_What you have to do_. Give every line of the material below as a JSON list of strings, one string per line, leaving out any blank lines.

_Data shown_.
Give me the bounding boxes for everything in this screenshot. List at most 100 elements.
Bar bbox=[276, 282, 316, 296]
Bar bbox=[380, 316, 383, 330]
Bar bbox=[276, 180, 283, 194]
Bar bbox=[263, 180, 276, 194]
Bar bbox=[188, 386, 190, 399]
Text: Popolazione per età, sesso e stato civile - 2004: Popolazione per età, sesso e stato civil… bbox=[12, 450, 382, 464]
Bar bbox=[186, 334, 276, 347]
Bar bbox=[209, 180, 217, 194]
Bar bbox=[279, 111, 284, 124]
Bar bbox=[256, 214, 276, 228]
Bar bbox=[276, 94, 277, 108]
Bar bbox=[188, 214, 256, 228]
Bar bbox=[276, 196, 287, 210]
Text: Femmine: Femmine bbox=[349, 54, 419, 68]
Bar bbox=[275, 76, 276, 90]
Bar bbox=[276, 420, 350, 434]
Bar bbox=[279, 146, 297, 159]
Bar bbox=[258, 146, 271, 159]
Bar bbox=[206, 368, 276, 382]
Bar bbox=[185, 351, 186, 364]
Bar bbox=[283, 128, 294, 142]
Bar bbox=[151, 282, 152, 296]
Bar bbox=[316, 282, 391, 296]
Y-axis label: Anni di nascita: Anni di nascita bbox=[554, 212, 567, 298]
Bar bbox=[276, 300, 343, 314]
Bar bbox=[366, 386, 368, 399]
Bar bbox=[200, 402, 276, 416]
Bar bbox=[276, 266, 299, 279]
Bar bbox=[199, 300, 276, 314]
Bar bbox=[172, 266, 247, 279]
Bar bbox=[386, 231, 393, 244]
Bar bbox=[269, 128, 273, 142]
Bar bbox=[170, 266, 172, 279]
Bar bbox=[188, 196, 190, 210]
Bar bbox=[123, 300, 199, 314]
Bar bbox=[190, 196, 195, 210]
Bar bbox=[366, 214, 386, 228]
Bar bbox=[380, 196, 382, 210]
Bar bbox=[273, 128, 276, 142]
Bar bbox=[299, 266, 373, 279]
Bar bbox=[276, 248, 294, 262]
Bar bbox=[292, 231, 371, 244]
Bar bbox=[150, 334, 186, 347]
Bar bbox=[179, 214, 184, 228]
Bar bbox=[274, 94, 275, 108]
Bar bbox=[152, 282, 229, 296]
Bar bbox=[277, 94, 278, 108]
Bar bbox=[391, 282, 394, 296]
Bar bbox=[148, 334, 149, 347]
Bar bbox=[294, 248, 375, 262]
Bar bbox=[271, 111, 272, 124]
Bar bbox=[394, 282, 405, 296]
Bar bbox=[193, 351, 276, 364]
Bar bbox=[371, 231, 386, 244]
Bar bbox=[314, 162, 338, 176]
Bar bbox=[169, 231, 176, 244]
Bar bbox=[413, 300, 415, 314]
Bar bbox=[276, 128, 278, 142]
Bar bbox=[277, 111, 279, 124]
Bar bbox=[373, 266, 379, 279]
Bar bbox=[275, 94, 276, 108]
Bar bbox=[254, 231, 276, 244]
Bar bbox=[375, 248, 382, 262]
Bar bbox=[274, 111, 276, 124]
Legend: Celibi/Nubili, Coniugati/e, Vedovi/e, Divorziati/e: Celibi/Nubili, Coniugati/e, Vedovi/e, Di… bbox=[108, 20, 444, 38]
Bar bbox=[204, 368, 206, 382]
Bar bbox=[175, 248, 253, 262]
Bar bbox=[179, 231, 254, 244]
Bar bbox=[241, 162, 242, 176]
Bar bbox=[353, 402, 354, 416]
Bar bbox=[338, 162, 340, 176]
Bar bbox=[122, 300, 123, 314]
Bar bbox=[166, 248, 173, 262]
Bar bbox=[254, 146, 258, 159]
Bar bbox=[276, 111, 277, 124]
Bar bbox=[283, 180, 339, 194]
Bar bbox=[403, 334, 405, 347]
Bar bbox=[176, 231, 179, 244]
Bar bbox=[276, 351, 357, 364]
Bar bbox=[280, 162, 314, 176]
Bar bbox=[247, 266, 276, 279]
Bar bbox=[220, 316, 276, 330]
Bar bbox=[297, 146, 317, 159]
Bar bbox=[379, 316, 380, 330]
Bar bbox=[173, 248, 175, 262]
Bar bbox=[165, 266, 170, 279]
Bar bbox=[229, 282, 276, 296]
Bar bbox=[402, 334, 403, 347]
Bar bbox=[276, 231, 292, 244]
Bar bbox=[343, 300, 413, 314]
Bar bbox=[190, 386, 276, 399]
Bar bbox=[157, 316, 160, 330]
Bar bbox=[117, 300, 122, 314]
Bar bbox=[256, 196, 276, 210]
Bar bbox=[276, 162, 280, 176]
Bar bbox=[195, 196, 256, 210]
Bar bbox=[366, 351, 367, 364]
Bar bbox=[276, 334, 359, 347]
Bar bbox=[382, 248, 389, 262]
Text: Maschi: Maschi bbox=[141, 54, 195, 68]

_Solution to this exercise_.
[
  "Give me the bounding boxes for everything in this screenshot. List at most 100 elements.",
  "Bar bbox=[276, 282, 316, 296]",
  "Bar bbox=[380, 316, 383, 330]",
  "Bar bbox=[276, 180, 283, 194]",
  "Bar bbox=[263, 180, 276, 194]",
  "Bar bbox=[188, 386, 190, 399]",
  "Text: Popolazione per età, sesso e stato civile - 2004: Popolazione per età, sesso e stato civil… bbox=[12, 450, 382, 464]",
  "Bar bbox=[186, 334, 276, 347]",
  "Bar bbox=[209, 180, 217, 194]",
  "Bar bbox=[279, 111, 284, 124]",
  "Bar bbox=[256, 214, 276, 228]",
  "Bar bbox=[276, 94, 277, 108]",
  "Bar bbox=[188, 214, 256, 228]",
  "Bar bbox=[276, 196, 287, 210]",
  "Text: Femmine: Femmine bbox=[349, 54, 419, 68]",
  "Bar bbox=[275, 76, 276, 90]",
  "Bar bbox=[276, 420, 350, 434]",
  "Bar bbox=[279, 146, 297, 159]",
  "Bar bbox=[258, 146, 271, 159]",
  "Bar bbox=[206, 368, 276, 382]",
  "Bar bbox=[185, 351, 186, 364]",
  "Bar bbox=[283, 128, 294, 142]",
  "Bar bbox=[151, 282, 152, 296]",
  "Bar bbox=[316, 282, 391, 296]",
  "Y-axis label: Anni di nascita: Anni di nascita bbox=[554, 212, 567, 298]",
  "Bar bbox=[276, 300, 343, 314]",
  "Bar bbox=[366, 386, 368, 399]",
  "Bar bbox=[200, 402, 276, 416]",
  "Bar bbox=[276, 266, 299, 279]",
  "Bar bbox=[199, 300, 276, 314]",
  "Bar bbox=[172, 266, 247, 279]",
  "Bar bbox=[386, 231, 393, 244]",
  "Bar bbox=[269, 128, 273, 142]",
  "Bar bbox=[170, 266, 172, 279]",
  "Bar bbox=[188, 196, 190, 210]",
  "Bar bbox=[123, 300, 199, 314]",
  "Bar bbox=[190, 196, 195, 210]",
  "Bar bbox=[366, 214, 386, 228]",
  "Bar bbox=[380, 196, 382, 210]",
  "Bar bbox=[273, 128, 276, 142]",
  "Bar bbox=[299, 266, 373, 279]",
  "Bar bbox=[276, 248, 294, 262]",
  "Bar bbox=[292, 231, 371, 244]",
  "Bar bbox=[150, 334, 186, 347]",
  "Bar bbox=[179, 214, 184, 228]",
  "Bar bbox=[274, 94, 275, 108]",
  "Bar bbox=[152, 282, 229, 296]",
  "Bar bbox=[277, 94, 278, 108]",
  "Bar bbox=[391, 282, 394, 296]",
  "Bar bbox=[148, 334, 149, 347]",
  "Bar bbox=[294, 248, 375, 262]",
  "Bar bbox=[271, 111, 272, 124]",
  "Bar bbox=[394, 282, 405, 296]",
  "Bar bbox=[193, 351, 276, 364]",
  "Bar bbox=[371, 231, 386, 244]",
  "Bar bbox=[314, 162, 338, 176]",
  "Bar bbox=[169, 231, 176, 244]",
  "Bar bbox=[413, 300, 415, 314]",
  "Bar bbox=[276, 128, 278, 142]",
  "Bar bbox=[277, 111, 279, 124]",
  "Bar bbox=[373, 266, 379, 279]",
  "Bar bbox=[275, 94, 276, 108]",
  "Bar bbox=[254, 231, 276, 244]",
  "Bar bbox=[375, 248, 382, 262]",
  "Bar bbox=[274, 111, 276, 124]",
  "Legend: Celibi/Nubili, Coniugati/e, Vedovi/e, Divorziati/e: Celibi/Nubili, Coniugati/e, Vedovi/e, Di… bbox=[108, 20, 444, 38]",
  "Bar bbox=[204, 368, 206, 382]",
  "Bar bbox=[175, 248, 253, 262]",
  "Bar bbox=[179, 231, 254, 244]",
  "Bar bbox=[241, 162, 242, 176]",
  "Bar bbox=[353, 402, 354, 416]",
  "Bar bbox=[338, 162, 340, 176]",
  "Bar bbox=[122, 300, 123, 314]",
  "Bar bbox=[166, 248, 173, 262]",
  "Bar bbox=[254, 146, 258, 159]",
  "Bar bbox=[276, 111, 277, 124]",
  "Bar bbox=[283, 180, 339, 194]",
  "Bar bbox=[403, 334, 405, 347]",
  "Bar bbox=[176, 231, 179, 244]",
  "Bar bbox=[276, 351, 357, 364]",
  "Bar bbox=[280, 162, 314, 176]",
  "Bar bbox=[247, 266, 276, 279]",
  "Bar bbox=[220, 316, 276, 330]",
  "Bar bbox=[297, 146, 317, 159]",
  "Bar bbox=[379, 316, 380, 330]",
  "Bar bbox=[173, 248, 175, 262]",
  "Bar bbox=[165, 266, 170, 279]",
  "Bar bbox=[229, 282, 276, 296]",
  "Bar bbox=[402, 334, 403, 347]",
  "Bar bbox=[276, 231, 292, 244]",
  "Bar bbox=[343, 300, 413, 314]",
  "Bar bbox=[190, 386, 276, 399]",
  "Bar bbox=[157, 316, 160, 330]",
  "Bar bbox=[117, 300, 122, 314]",
  "Bar bbox=[256, 196, 276, 210]",
  "Bar bbox=[276, 162, 280, 176]",
  "Bar bbox=[195, 196, 256, 210]",
  "Bar bbox=[366, 351, 367, 364]",
  "Bar bbox=[276, 334, 359, 347]",
  "Bar bbox=[382, 248, 389, 262]",
  "Text: Maschi: Maschi bbox=[141, 54, 195, 68]"
]